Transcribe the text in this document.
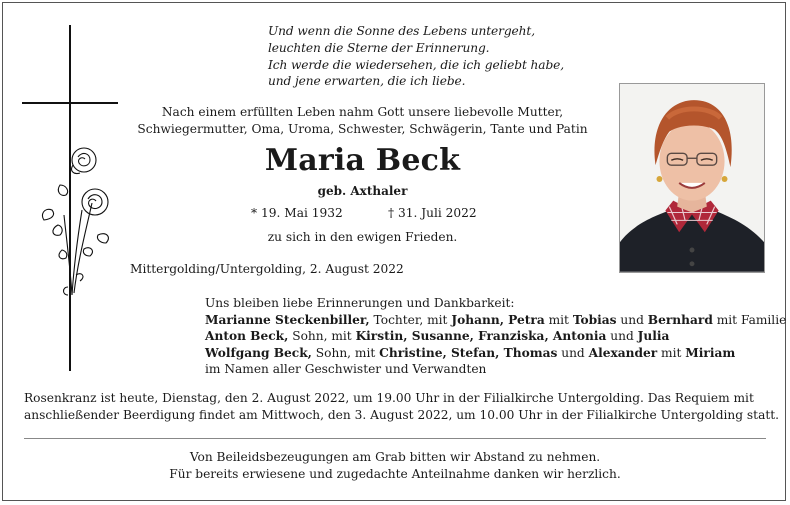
Und wenn die Sonne des Lebens untergeht,
leuchten die Sterne der Erinnerung.
Ich werde die wiedersehen, die ich geliebt habe,
und jene erwarten, die ich liebe.
Nach einem erfüllten Leben nahm Gott unsere liebevolle Mutter,
Schwiegermutter, Oma, Uroma, Schwester, Schwägerin, Tante und Patin
Maria Beck
geb. Axthaler
* 19. Mai 1932	† 31. Juli 2022
zu sich in den ewigen Frieden.
Mittergolding/Untergolding, 2. August 2022
Uns bleiben liebe Erinnerungen und Dankbarkeit:
Marianne Steckenbiller, Tochter, mit Johann, Petra mit Tobias und Bernhard mit Familie
Anton Beck, Sohn, mit Kirstin, Susanne, Franziska, Antonia und Julia
Wolfgang Beck, Sohn, mit Christine, Stefan, Thomas und Alexander mit Miriam
im Namen aller Geschwister und Verwandten
Rosenkranz ist heute, Dienstag, den 2. August 2022, um 19.00 Uhr in der Filialkirche Untergolding. Das Requiem mit
anschließender Beerdigung findet am Mittwoch, den 3. August 2022, um 10.00 Uhr in der Filialkirche Untergolding statt.
Von Beileidsbezeugungen am Grab bitten wir Abstand zu nehmen.
Für bereits erwiesene und zugedachte Anteilnahme danken wir herzlich.
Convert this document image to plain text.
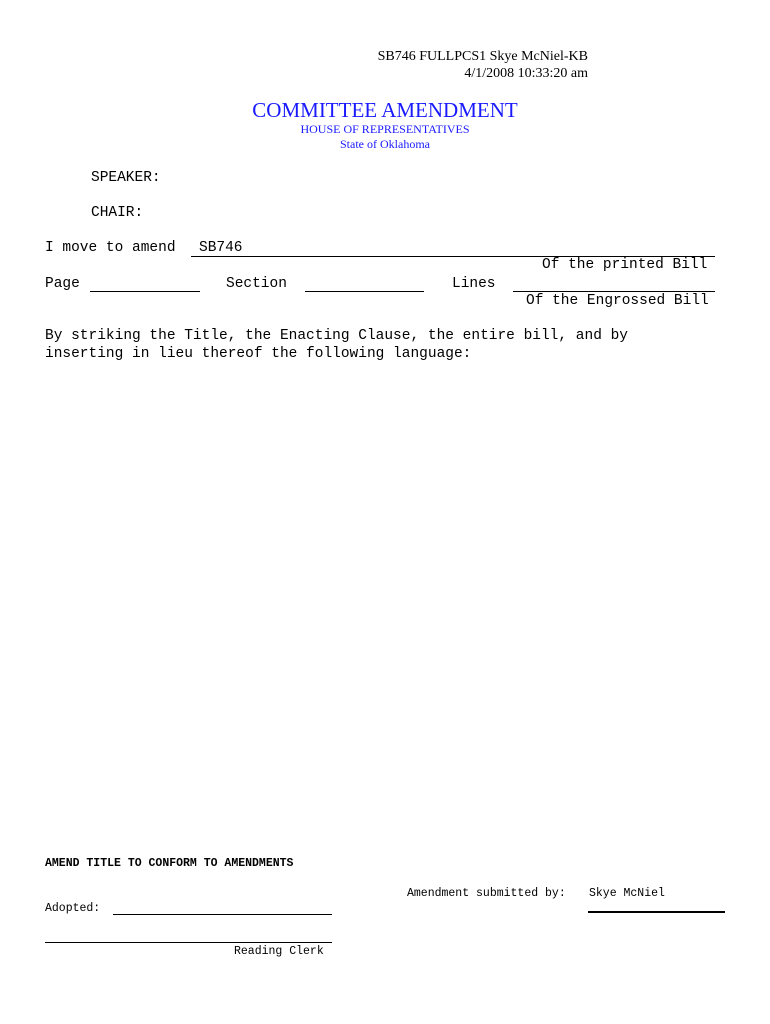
SB746 FULLPCS1 Skye McNiel-KB
4/1/2008 10:33:20 am
COMMITTEE AMENDMENT
HOUSE OF REPRESENTATIVES
State of Oklahoma
SPEAKER:
CHAIR:
I move to amend SB746
Of the printed Bill
Page	Section	Lines
Of the Engrossed Bill
By striking the Title, the Enacting Clause, the entire bill, and by
inserting in lieu thereof the following language:
AMEND TITLE TO CONFORM TO AMENDMENTS
Amendment submitted by: Skye McNiel
Adopted:
Reading Clerk
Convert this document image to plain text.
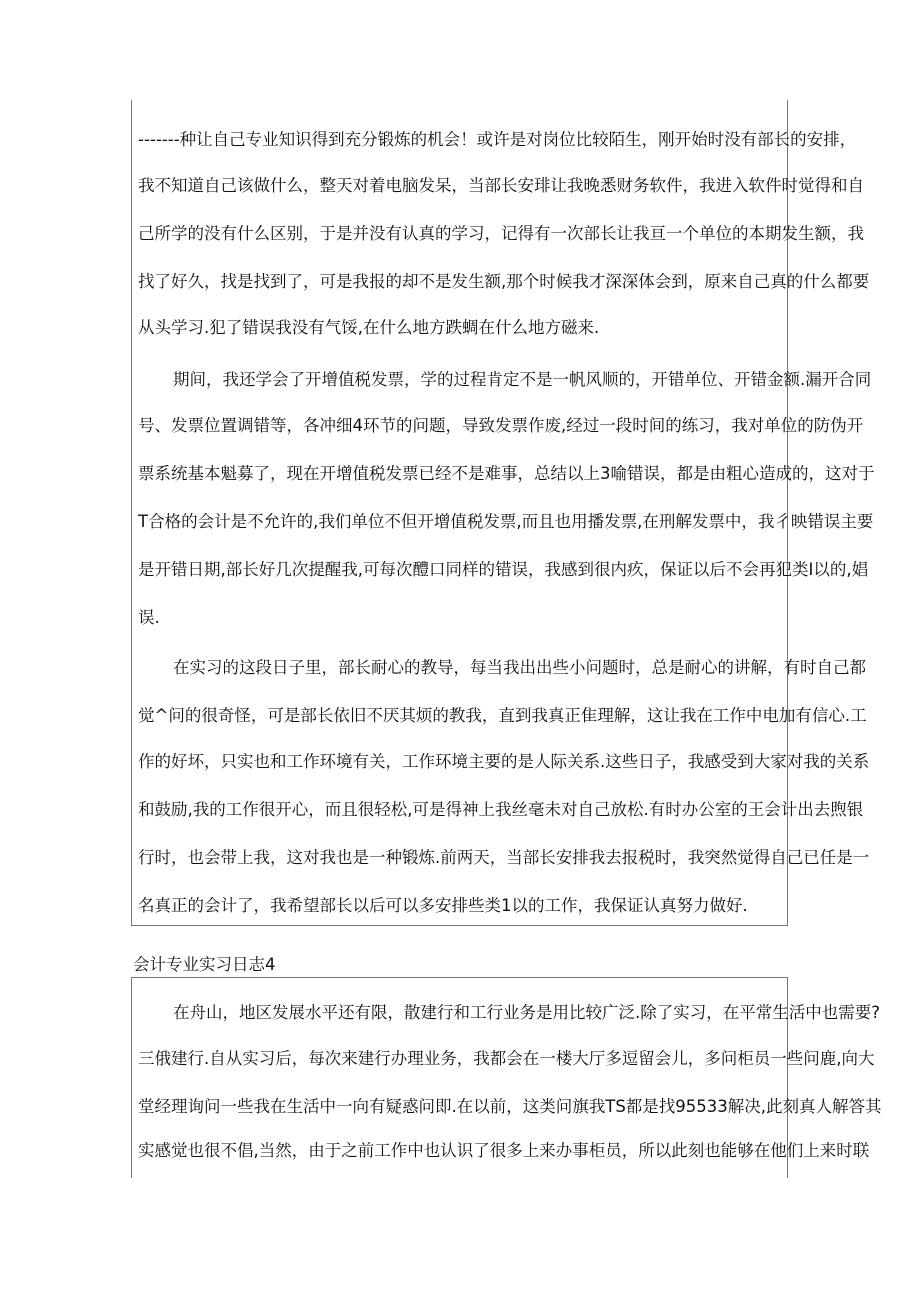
-------种让自己专业知识得到充分锻炼的机会！或许是对岗位比较陌生，刚开始时没有部长的安排，
我不知道自己该做什么，整天对着电脑发呆，当部长安琲让我晚悉财务软件，我进入软件时觉得和自
己所学的没有什么区别，于是并没有认真的学习，记得有一次部长让我亘一个单位的本期发生额，我
找了好久，找是找到了，可是我报的却不是发生额,那个时候我才深深体会到，原来自己真的什么都要
从头学习.犯了错误我没有气馁,在什么地方跌蜩在什么地方磁来.
期间，我还学会了开增值税发票，学的过程肯定不是一帆风顺的，开错单位、开错金额.漏开合同
号、发票位置调错等，各冲细4环节的问题，导致发票作废,经过一段时间的练习，我对单位的防伪开
票系统基本魁募了，现在开增值税发票已经不是难事，总结以上3喻错误，都是由粗心造成的，这对于
T合格的会计是不允许的,我们单位不但开增值税发票,而且也用播发票,在刑解发票中，我彳映错误主要
是开错日期,部长好几次提醒我,可每次醴口同样的错误，我感到很内疚，保证以后不会再犯类I以的,娼
误.
在实习的这段日子里，部长耐心的教导，每当我出出些小问题时，总是耐心的讲解，有时自己都
觉^问的很奇怪，可是部长依旧不厌其烦的教我，直到我真正隹理解，这让我在工作中电加有信心.工
作的好坏，只实也和工作环境有关，工作环境主要的是人际关系.这些日子，我感受到大家对我的关系
和鼓励,我的工作很开心，而且很轻松,可是得神上我丝毫未对自己放松.有时办公室的王会计出去煦银
行时，也会带上我，这对我也是一种锻炼.前两天，当部长安排我去报税时，我突然觉得自己已任是一
名真正的会计了，我希望部长以后可以多安排些类1以的工作，我保证认真努力做好.
会计专业实习日志4
在舟山，地区发展水平还有限，散建行和工行业务是用比较广泛.除了实习，在平常生活中也需要?
三俄建行.自从实习后，每次来建行办理业务，我都会在一楼大厅多逗留会儿，多问柜员一些问鹿,向大
堂经理询问一些我在生活中一向有疑惑问即.在以前，这类问旗我TS都是找95533解决,此刻真人解答其
实感觉也很不倡,当然，由于之前工作中也认识了很多上来办事柜员，所以此刻也能够在他们上来时联
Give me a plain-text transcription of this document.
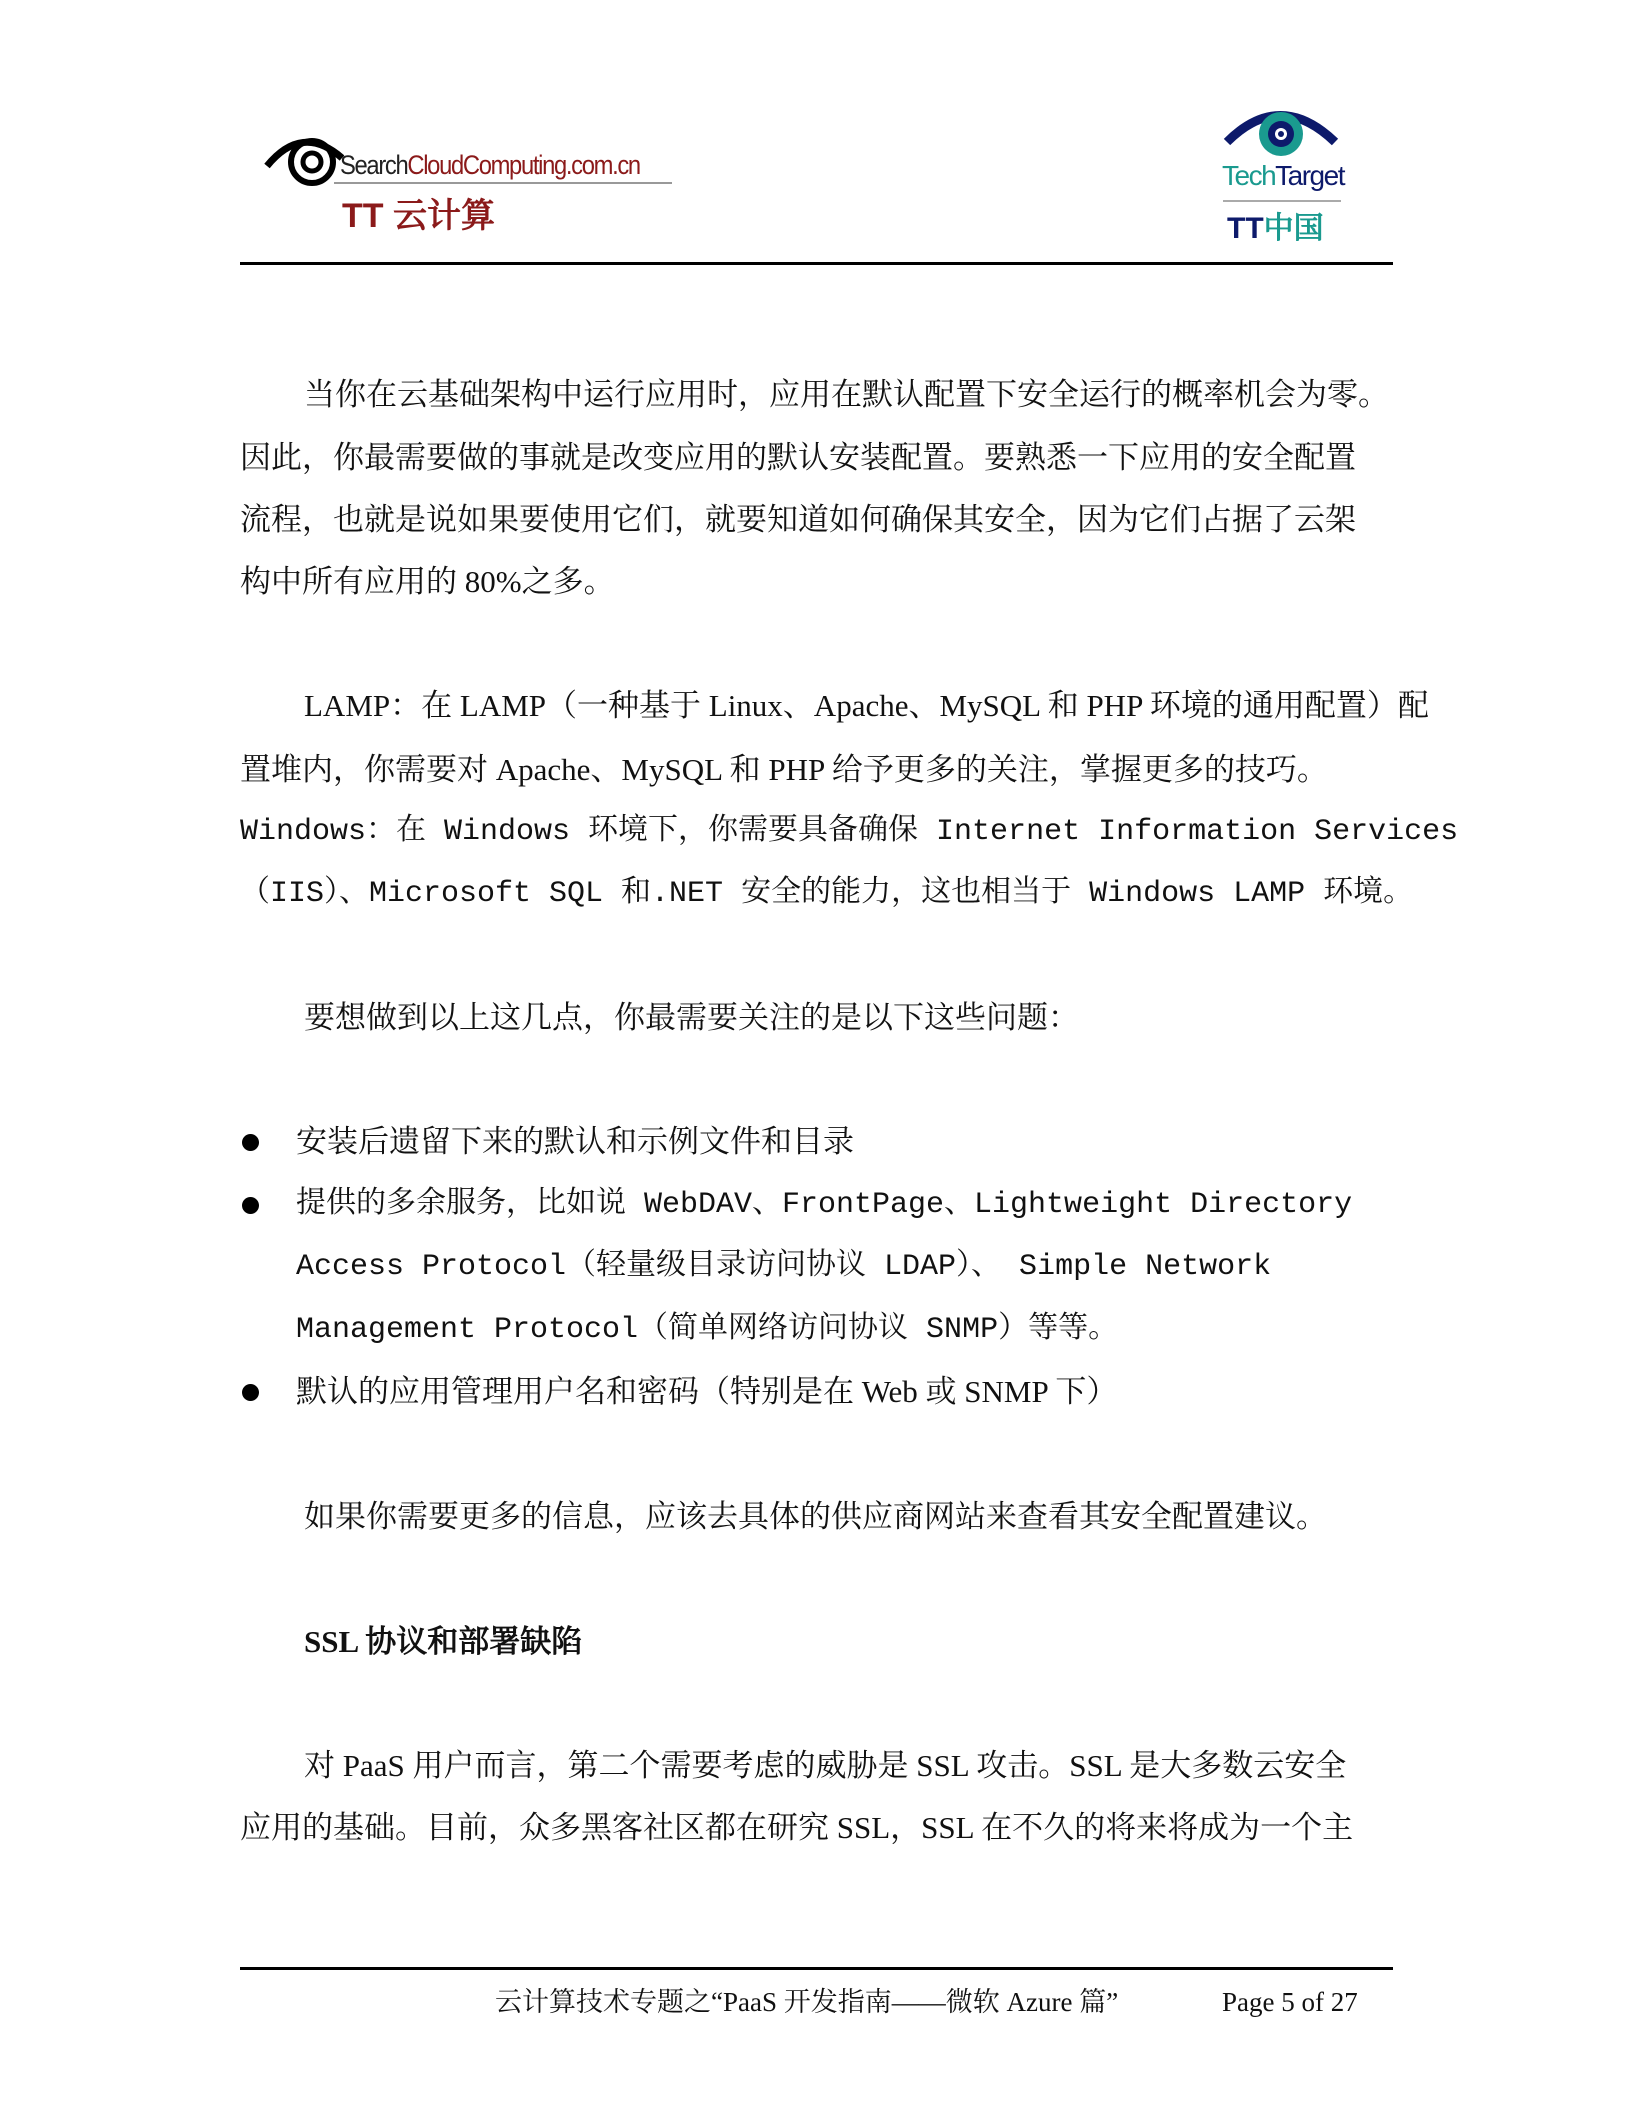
SearchCloudComputing.com.cn
TT 云计算
TechTarget
TT中国
当你在云基础架构中运行应用时，应用在默认配置下安全运行的概率机会为零。
因此，你最需要做的事就是改变应用的默认安装配置。要熟悉一下应用的安全配置
流程，也就是说如果要使用它们，就要知道如何确保其安全，因为它们占据了云架
构中所有应用的 80%之多。
LAMP：在 LAMP（一种基于 Linux、Apache、MySQL 和 PHP 环境的通用配置）配
置堆内，你需要对 Apache、MySQL 和 PHP 给予更多的关注，掌握更多的技巧。
Windows：在 Windows 环境下，你需要具备确保 Internet Information Services
（IIS）、Microsoft SQL 和.NET 安全的能力，这也相当于 Windows LAMP 环境。
要想做到以上这几点，你最需要关注的是以下这些问题：
安装后遗留下来的默认和示例文件和目录
提供的多余服务，比如说 WebDAV、FrontPage、Lightweight Directory
Access Protocol（轻量级目录访问协议 LDAP）、 Simple Network
Management Protocol（简单网络访问协议 SNMP）等等。
默认的应用管理用户名和密码（特别是在 Web 或 SNMP 下）
如果你需要更多的信息，应该去具体的供应商网站来查看其安全配置建议。
SSL 协议和部署缺陷
对 PaaS 用户而言，第二个需要考虑的威胁是 SSL 攻击。SSL 是大多数云安全
应用的基础。目前，众多黑客社区都在研究 SSL，SSL 在不久的将来将成为一个主
云计算技术专题之“PaaS 开发指南——微软 Azure 篇”	Page 5 of 27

________________________

**Exercise**:
Extract lines where the string "Apache" occurs.

**Final result**:
LAMP：在 LAMP（一种基于 Linux、Apache、MySQL 和 PHP 环境的通用配置）配
置堆内，你需要对 Apache、MySQL 和 PHP 给予更多的关注，掌握更多的技巧。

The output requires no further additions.